___ Working data

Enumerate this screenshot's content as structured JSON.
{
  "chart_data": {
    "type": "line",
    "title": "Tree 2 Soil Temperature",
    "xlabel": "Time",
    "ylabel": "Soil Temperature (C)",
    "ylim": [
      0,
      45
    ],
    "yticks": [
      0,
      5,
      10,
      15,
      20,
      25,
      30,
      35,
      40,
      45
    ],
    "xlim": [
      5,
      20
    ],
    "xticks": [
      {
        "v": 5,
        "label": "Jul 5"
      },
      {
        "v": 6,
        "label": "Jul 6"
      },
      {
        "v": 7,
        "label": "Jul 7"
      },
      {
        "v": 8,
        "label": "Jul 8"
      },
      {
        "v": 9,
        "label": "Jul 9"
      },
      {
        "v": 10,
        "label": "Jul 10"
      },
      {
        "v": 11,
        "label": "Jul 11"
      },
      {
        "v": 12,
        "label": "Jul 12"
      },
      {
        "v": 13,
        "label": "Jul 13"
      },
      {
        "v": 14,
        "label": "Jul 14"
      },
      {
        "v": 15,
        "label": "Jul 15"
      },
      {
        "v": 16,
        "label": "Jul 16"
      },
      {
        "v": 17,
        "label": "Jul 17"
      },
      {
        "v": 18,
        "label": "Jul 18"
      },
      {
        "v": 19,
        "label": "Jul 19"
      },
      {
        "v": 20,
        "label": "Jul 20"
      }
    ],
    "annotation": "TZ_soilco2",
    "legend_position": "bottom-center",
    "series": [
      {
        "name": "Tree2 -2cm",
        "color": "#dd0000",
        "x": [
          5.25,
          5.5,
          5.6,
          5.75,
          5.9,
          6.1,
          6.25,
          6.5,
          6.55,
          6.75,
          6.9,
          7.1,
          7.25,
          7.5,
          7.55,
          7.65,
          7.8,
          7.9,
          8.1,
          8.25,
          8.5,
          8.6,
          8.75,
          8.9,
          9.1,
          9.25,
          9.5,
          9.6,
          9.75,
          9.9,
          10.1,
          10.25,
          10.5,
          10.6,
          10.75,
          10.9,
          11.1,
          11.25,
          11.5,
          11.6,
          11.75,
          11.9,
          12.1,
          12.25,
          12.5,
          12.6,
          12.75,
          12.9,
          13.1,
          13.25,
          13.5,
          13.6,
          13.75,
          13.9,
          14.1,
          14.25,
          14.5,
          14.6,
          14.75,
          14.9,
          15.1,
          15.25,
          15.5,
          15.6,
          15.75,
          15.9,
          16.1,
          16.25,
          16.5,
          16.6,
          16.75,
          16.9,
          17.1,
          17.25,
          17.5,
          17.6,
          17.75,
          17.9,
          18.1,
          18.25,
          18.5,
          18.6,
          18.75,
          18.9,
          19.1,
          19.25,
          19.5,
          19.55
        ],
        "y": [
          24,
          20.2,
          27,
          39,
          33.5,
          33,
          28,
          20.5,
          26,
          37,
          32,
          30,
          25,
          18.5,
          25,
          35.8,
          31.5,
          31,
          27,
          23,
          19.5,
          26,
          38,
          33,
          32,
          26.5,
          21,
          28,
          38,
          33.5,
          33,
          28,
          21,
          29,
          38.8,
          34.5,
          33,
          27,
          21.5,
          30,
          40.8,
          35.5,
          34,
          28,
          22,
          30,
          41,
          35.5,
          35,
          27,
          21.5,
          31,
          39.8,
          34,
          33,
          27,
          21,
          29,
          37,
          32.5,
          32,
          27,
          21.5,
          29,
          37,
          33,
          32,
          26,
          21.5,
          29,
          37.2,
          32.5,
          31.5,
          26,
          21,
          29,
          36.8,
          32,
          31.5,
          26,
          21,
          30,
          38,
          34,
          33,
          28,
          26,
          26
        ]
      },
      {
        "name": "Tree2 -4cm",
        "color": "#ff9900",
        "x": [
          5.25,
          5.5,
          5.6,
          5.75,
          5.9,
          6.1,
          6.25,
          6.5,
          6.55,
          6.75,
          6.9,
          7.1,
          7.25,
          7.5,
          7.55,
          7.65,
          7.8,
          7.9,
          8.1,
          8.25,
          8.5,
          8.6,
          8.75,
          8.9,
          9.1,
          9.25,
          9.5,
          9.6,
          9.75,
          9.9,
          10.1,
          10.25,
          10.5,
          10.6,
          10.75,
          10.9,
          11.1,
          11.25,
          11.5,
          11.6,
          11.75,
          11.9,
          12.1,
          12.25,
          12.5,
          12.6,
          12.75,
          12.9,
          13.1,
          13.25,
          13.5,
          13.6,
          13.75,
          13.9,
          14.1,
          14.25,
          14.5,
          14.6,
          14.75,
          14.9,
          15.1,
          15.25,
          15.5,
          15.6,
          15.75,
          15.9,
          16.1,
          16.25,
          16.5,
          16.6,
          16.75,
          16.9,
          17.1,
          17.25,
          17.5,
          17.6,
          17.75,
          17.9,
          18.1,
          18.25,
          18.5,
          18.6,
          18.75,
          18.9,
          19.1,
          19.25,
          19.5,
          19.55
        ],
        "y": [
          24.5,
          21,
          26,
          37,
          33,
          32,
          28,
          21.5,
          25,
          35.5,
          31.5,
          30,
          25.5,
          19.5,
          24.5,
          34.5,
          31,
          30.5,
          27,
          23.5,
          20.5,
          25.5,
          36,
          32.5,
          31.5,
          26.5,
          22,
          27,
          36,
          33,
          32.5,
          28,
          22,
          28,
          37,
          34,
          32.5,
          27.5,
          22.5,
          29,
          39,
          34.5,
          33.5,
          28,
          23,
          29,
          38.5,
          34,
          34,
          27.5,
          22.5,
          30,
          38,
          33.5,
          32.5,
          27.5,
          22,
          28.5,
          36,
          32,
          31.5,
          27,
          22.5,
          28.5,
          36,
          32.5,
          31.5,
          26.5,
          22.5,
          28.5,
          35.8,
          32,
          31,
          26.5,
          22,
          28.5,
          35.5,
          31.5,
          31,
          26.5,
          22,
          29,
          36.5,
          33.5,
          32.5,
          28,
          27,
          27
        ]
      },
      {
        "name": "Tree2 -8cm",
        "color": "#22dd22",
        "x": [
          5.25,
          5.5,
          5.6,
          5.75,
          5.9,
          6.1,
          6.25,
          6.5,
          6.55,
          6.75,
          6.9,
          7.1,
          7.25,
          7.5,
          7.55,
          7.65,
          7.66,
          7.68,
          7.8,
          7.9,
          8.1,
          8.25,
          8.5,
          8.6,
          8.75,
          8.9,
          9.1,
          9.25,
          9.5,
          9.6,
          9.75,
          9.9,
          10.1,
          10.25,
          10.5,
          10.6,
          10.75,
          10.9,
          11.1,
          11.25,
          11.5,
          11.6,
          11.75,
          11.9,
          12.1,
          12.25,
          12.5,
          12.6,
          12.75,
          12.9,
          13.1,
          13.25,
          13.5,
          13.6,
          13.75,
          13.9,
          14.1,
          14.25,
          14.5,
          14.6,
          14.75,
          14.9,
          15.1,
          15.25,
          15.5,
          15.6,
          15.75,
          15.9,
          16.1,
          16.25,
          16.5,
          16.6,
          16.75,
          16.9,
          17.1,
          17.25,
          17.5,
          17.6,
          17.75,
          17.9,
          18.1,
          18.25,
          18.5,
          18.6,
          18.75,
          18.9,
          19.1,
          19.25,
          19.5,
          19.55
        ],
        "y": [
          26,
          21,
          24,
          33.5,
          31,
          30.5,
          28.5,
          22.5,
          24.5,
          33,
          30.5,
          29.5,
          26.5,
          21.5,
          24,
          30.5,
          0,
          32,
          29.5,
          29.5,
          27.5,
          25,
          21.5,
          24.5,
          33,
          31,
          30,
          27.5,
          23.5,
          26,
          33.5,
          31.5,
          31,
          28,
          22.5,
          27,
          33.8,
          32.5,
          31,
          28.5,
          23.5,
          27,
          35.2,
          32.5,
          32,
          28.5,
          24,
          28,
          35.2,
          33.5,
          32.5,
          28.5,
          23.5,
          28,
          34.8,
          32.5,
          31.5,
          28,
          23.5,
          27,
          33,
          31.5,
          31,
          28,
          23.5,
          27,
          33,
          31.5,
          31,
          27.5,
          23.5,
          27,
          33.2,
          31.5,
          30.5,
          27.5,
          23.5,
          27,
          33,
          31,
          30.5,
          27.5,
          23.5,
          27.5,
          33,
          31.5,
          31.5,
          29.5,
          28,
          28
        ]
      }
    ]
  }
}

______

▶ [Prompt]
Return, from the data, each line that has the word "name" in it.

▶ [Solution for this problem]
        "name": "Tree2 -2cm",
        "name": "Tree2 -4cm",
        "name": "Tree2 -8cm",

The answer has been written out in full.